Task inputs -
------------

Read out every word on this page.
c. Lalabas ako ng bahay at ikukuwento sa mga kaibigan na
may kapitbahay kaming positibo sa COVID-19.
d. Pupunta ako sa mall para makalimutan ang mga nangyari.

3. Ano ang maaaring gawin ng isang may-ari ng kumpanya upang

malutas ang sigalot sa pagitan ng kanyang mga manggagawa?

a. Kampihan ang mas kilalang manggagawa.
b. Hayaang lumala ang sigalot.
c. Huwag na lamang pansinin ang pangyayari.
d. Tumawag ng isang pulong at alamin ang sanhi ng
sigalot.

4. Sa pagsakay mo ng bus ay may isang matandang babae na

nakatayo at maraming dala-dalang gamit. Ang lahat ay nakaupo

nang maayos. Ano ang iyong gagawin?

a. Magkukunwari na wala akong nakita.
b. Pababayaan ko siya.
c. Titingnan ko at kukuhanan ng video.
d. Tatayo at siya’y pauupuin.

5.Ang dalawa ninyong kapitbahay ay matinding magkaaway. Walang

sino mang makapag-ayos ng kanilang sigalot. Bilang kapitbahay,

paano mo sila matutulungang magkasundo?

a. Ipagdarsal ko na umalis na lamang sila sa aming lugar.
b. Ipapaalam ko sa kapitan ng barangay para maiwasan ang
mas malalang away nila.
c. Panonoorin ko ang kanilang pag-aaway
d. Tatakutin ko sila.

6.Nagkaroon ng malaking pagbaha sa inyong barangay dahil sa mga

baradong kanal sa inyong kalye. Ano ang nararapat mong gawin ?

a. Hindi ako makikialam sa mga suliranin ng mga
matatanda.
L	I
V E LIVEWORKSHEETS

------------

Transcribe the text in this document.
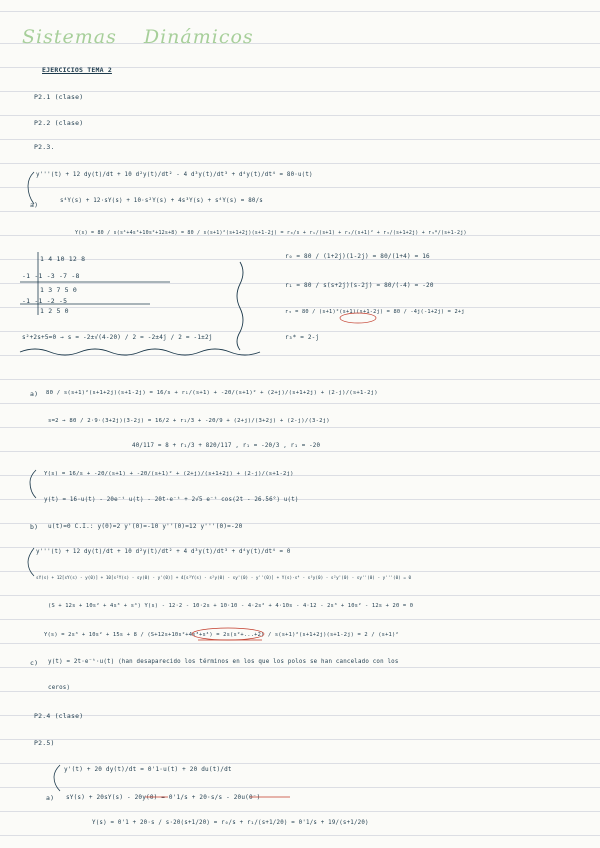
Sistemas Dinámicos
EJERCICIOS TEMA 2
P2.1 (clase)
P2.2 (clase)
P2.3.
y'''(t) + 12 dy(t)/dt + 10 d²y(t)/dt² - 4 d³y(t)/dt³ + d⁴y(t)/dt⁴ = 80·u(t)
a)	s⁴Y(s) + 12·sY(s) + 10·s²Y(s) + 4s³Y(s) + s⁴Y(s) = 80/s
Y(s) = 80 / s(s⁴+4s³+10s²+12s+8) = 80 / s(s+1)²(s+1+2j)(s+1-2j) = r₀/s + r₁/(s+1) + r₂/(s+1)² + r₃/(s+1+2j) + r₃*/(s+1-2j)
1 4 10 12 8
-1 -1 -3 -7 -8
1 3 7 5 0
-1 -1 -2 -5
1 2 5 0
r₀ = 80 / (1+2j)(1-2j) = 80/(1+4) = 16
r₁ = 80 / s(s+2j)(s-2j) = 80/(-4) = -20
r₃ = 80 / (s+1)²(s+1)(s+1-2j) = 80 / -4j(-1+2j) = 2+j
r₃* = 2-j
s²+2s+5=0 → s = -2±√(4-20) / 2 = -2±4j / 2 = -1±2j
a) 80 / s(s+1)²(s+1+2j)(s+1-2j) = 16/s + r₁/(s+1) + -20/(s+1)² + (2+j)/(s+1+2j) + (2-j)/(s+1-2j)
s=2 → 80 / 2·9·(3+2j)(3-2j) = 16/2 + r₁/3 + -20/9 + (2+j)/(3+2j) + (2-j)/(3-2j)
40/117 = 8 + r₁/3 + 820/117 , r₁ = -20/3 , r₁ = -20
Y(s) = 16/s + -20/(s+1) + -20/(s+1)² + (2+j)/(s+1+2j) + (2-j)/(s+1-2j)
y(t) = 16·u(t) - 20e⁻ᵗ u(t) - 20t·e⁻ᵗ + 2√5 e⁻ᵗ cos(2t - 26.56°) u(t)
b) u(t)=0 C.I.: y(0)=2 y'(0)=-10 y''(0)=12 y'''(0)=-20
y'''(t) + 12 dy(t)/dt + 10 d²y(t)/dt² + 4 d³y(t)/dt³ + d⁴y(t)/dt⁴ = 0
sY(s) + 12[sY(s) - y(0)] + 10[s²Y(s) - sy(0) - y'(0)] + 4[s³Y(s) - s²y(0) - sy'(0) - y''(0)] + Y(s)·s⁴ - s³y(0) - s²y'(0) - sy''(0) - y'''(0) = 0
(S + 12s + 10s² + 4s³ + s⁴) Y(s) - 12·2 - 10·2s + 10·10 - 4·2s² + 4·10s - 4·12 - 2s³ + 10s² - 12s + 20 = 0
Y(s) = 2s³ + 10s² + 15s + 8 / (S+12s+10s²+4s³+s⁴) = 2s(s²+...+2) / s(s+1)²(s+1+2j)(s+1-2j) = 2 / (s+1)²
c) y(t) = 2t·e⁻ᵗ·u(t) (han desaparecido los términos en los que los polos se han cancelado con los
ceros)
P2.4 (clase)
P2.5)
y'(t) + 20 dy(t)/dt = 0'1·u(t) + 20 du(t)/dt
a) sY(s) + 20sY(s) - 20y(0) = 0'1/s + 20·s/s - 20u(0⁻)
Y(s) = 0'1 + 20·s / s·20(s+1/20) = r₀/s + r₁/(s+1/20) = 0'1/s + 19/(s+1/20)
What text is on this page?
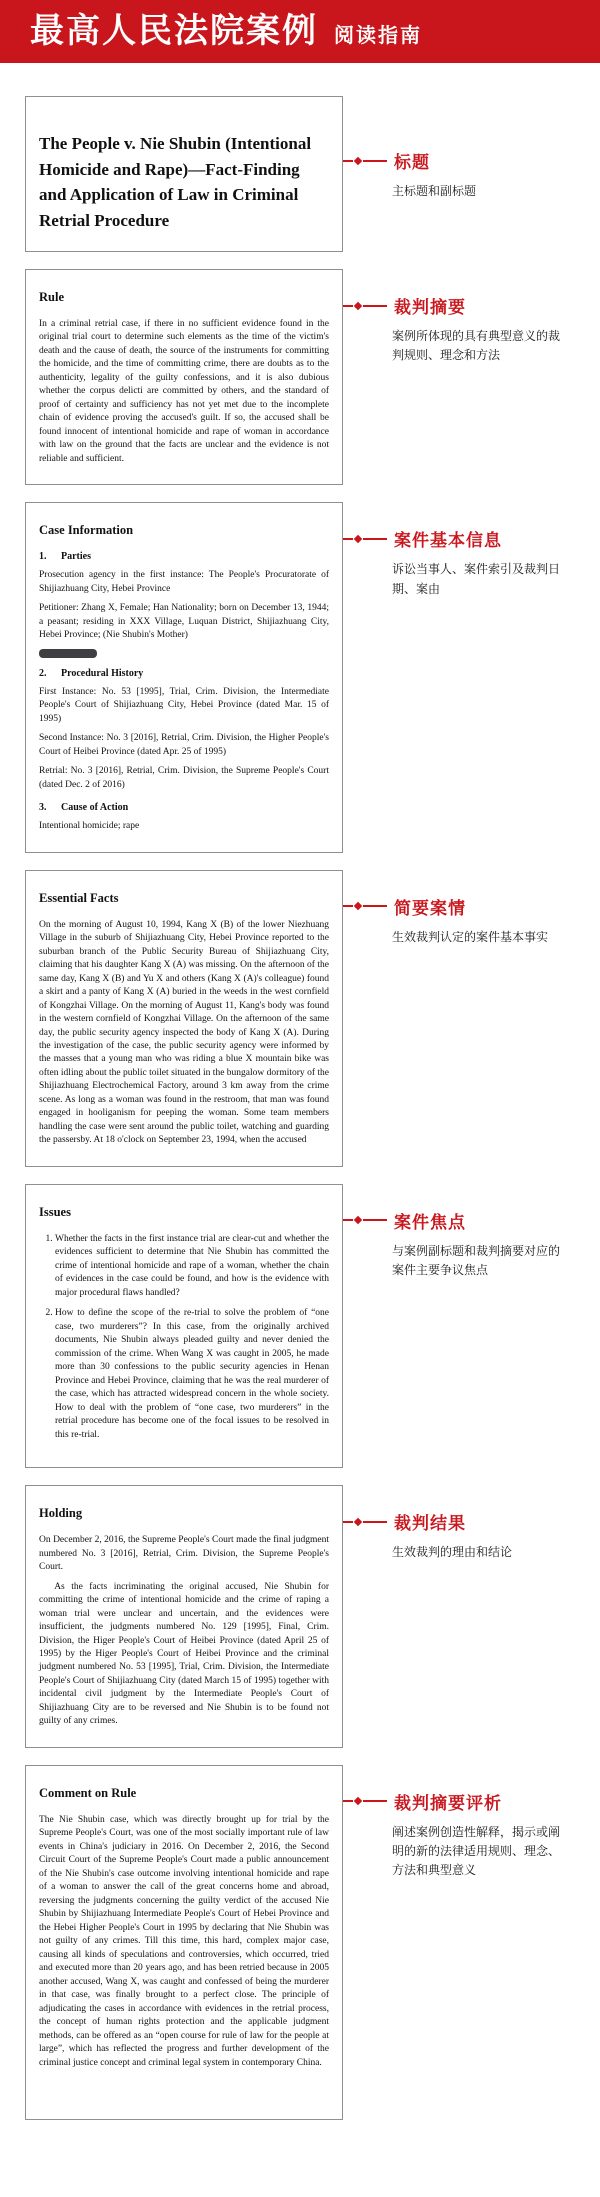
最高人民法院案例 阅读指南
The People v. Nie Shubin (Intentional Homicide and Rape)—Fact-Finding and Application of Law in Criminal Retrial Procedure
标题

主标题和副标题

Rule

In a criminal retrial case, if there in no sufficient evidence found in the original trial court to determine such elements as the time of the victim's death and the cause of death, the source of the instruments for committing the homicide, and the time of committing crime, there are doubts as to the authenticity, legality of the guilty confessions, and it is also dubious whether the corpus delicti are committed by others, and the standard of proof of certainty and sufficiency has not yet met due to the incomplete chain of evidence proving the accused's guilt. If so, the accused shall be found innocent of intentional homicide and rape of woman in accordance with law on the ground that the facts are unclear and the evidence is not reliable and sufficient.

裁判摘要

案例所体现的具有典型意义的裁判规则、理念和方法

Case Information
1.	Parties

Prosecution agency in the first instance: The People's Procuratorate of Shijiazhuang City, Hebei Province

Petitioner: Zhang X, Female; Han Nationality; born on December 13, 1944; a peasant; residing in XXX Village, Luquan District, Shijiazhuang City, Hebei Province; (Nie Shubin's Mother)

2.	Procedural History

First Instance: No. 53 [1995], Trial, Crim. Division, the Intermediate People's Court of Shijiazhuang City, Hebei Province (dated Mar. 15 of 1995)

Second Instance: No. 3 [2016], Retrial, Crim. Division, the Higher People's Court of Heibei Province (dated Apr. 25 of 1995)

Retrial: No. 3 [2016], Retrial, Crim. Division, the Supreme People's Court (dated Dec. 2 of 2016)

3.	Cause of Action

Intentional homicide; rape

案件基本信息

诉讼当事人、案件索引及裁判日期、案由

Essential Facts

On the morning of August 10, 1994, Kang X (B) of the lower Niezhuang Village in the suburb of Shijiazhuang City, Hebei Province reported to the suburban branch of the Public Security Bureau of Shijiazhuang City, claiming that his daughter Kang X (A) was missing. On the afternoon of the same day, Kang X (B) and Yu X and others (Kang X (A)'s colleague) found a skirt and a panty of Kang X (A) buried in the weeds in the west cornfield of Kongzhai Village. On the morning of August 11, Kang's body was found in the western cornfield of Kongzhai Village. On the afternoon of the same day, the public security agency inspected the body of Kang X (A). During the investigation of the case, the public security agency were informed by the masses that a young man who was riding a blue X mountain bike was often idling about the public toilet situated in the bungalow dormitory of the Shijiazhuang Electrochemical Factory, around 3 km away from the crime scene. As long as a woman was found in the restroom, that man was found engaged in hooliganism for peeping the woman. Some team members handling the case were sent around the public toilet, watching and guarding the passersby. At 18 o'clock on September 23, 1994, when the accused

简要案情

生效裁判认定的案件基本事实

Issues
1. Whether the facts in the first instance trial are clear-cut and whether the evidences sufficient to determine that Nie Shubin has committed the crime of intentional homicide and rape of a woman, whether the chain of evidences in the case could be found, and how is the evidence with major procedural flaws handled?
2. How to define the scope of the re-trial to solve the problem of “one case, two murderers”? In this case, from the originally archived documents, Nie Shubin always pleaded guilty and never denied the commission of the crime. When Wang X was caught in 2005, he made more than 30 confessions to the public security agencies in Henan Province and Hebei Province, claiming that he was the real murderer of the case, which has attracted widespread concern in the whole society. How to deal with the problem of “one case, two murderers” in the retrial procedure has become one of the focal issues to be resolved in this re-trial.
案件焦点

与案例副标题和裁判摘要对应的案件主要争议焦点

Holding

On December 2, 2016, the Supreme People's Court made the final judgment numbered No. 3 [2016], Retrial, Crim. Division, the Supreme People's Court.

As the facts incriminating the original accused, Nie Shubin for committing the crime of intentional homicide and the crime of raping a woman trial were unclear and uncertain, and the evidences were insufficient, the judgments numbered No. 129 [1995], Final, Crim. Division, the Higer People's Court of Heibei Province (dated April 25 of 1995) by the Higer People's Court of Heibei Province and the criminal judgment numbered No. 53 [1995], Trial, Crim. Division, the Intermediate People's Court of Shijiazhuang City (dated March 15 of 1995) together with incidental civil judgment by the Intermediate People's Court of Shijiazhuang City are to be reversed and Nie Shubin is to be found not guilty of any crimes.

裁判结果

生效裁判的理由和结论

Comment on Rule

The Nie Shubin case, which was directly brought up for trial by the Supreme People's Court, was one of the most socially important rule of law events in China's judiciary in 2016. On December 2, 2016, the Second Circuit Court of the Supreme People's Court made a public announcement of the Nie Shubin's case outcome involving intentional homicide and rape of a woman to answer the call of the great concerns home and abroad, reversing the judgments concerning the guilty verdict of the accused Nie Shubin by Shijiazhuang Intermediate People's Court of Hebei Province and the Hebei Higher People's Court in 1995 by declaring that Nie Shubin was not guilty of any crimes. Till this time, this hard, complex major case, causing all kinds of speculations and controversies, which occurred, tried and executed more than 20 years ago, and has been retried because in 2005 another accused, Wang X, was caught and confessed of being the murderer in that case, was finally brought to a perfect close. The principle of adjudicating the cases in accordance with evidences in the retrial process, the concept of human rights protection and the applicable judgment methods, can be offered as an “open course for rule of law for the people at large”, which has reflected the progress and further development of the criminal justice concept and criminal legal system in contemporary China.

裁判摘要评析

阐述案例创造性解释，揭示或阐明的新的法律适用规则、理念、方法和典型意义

------------

Stated problem - Find every line containing the word "lamang", then give the total and nothing more.

Problem solution - 2